### Written task
In the listing that follows, count each line containing the string "text" and report only the count.

++++++

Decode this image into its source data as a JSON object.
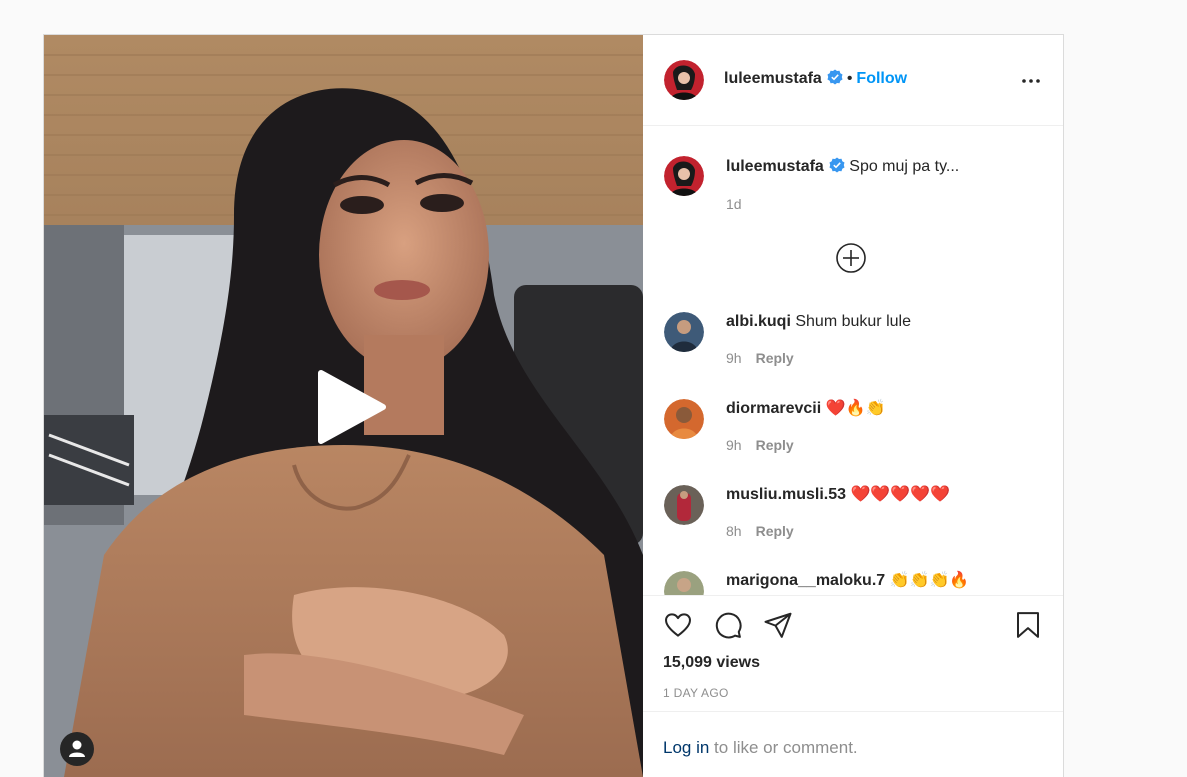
{
  "post": {
    "author": {
      "username": "luleemustafa",
      "verified": true,
      "follow_label": "Follow",
      "separator": "•"
    },
    "caption": {
      "username": "luleemustafa",
      "text": "Spo muj pa ty...",
      "time": "1d"
    },
    "comments": [
      {
        "username": "albi.kuqi",
        "text": "Shum bukur lule",
        "time": "9h",
        "reply_label": "Reply"
      },
      {
        "username": "diormarevcii",
        "text": "❤️🔥👏",
        "time": "9h",
        "reply_label": "Reply"
      },
      {
        "username": "musliu.musli.53",
        "text": "❤️❤️❤️❤️❤️",
        "time": "8h",
        "reply_label": "Reply"
      },
      {
        "username": "marigona__maloku.7",
        "text": "👏👏👏🔥",
        "time": "",
        "reply_label": ""
      }
    ],
    "stats": {
      "views": "15,099 views",
      "date": "1 DAY AGO"
    },
    "login_prompt": {
      "link": "Log in",
      "text": " to like or comment."
    }
  },
  "icons": {
    "play": "play-icon",
    "user_tag": "user-tag-icon",
    "more": "more-options-icon",
    "load_more": "load-more-comments-icon",
    "like": "heart-icon",
    "comment": "comment-icon",
    "share": "share-icon",
    "save": "bookmark-icon"
  },
  "colors": {
    "link_blue": "#0095f6",
    "verified_blue": "#3897f0",
    "muted_gray": "#8e8e8e",
    "border": "#dbdbdb"
  }
}
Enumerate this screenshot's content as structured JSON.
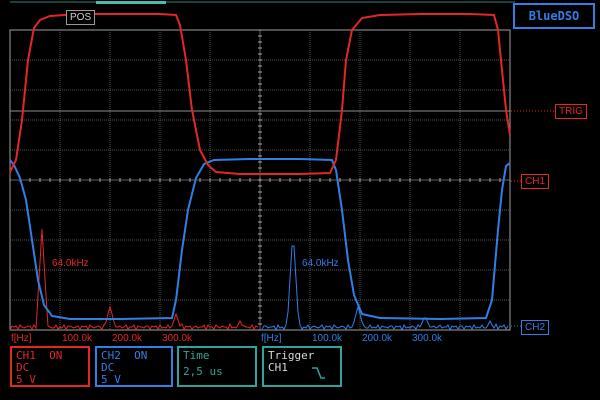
{
  "app": {
    "title": "BlueDSO"
  },
  "graticule": {
    "pos_label": "POS"
  },
  "markers": {
    "trig_label": "TRIG",
    "ch1_label": "CH1",
    "ch2_label": "CH2"
  },
  "fft": {
    "axis_unit": "f[Hz]",
    "ticks": [
      "100.0k",
      "200.0k",
      "300.0k"
    ],
    "ch1_peak_label": "64.0kHz",
    "ch2_peak_label": "64.0kHz"
  },
  "channels": [
    {
      "name": "CH1",
      "state": "ON",
      "coupling": "DC",
      "scale": "5 V",
      "color": "#e32626"
    },
    {
      "name": "CH2",
      "state": "ON",
      "coupling": "DC",
      "scale": "5 V",
      "color": "#2f7fe6"
    }
  ],
  "timebase": {
    "label": "Time",
    "value": "2,5 us",
    "color": "#2fa49d"
  },
  "trigger": {
    "label": "Trigger",
    "source": "CH1",
    "slope_icon": "falling-edge-icon"
  },
  "colors": {
    "grid": "#aaaaaa",
    "ch1": "#e32626",
    "ch2": "#2f7fe6",
    "accent": "#2fa49d"
  }
}
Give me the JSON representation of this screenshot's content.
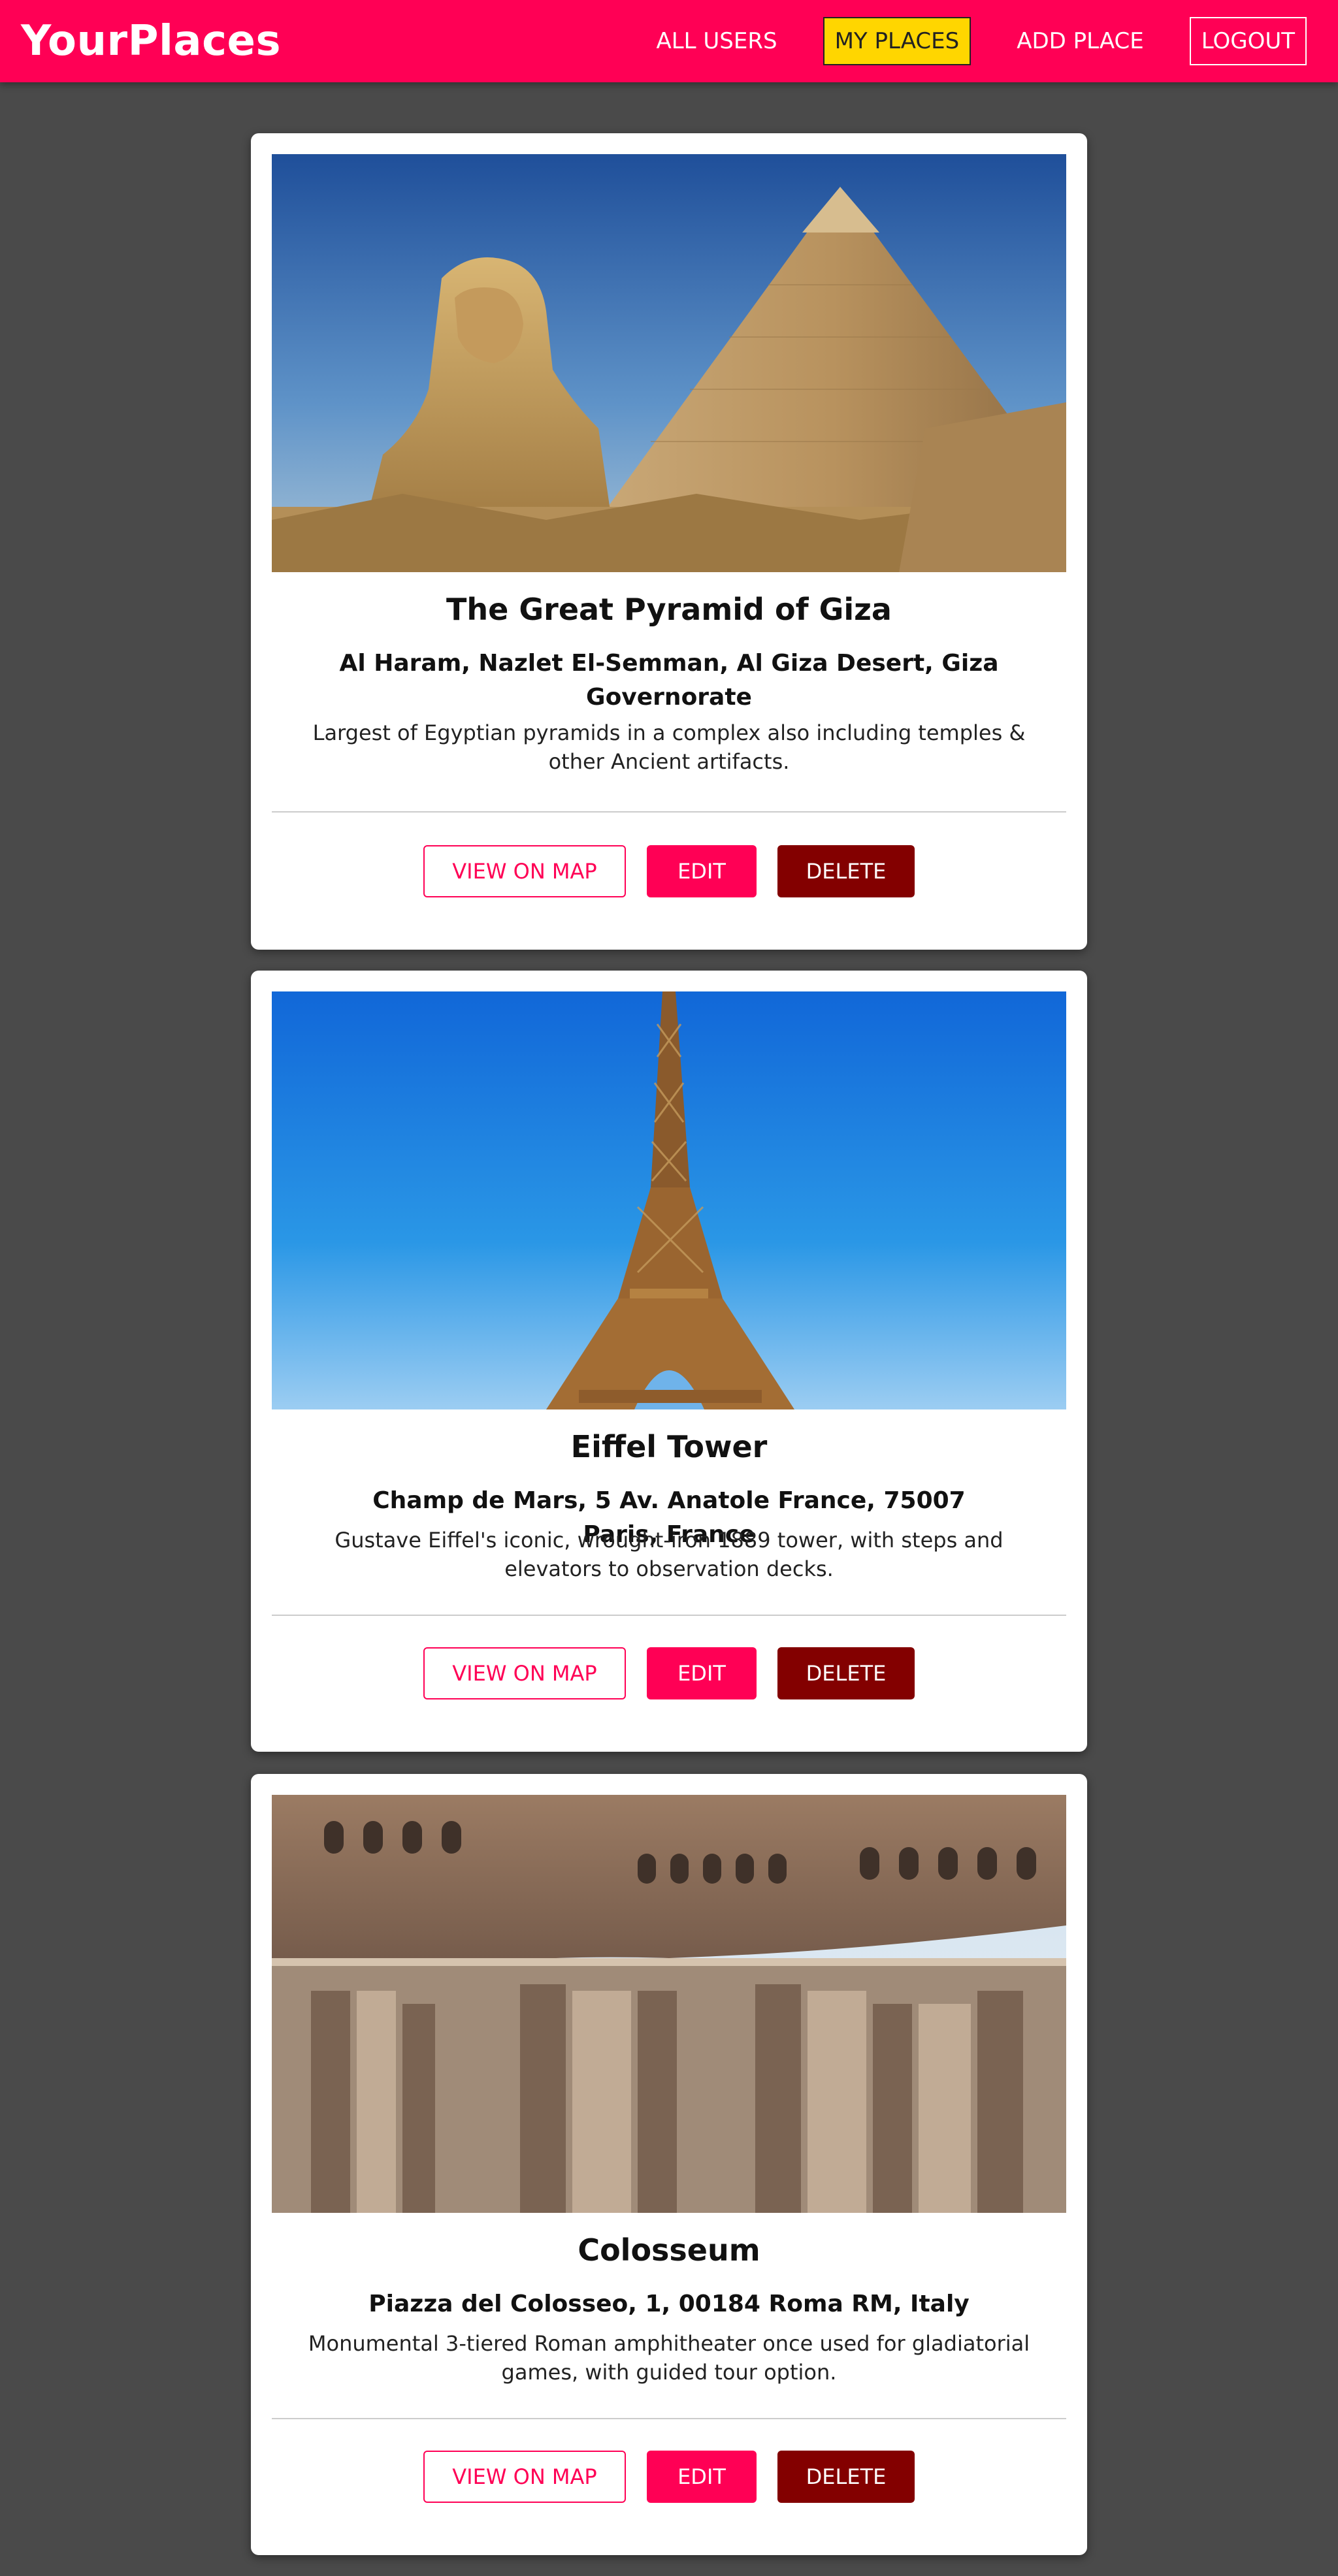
{
  "header": {
    "brand": "YourPlaces",
    "nav": [
      {
        "label": "ALL USERS"
      },
      {
        "label": "MY PLACES"
      },
      {
        "label": "ADD PLACE"
      },
      {
        "label": "LOGOUT"
      }
    ]
  },
  "places": [
    {
      "title": "The Great Pyramid of Giza",
      "address": "Al Haram, Nazlet El-Semman, Al Giza Desert, Giza Governorate",
      "description": "Largest of Egyptian pyramids in a complex also including temples & other Ancient artifacts.",
      "view_label": "VIEW ON MAP",
      "edit_label": "EDIT",
      "delete_label": "DELETE"
    },
    {
      "title": "Eiffel Tower",
      "address": "Champ de Mars, 5 Av. Anatole France, 75007 Paris, France",
      "description": "Gustave Eiffel's iconic, wrought-iron 1889 tower, with steps and elevators to observation decks.",
      "view_label": "VIEW ON MAP",
      "edit_label": "EDIT",
      "delete_label": "DELETE"
    },
    {
      "title": "Colosseum",
      "address": "Piazza del Colosseo, 1, 00184 Roma RM, Italy",
      "description": "Monumental 3-tiered Roman amphitheater once used for gladiatorial games, with guided tour option.",
      "view_label": "VIEW ON MAP",
      "edit_label": "EDIT",
      "delete_label": "DELETE"
    }
  ],
  "colors": {
    "brand": "#ff0055",
    "active_nav": "#ffd600",
    "delete": "#830000",
    "background": "#4a4a4a"
  }
}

++++++

### Result for this task
6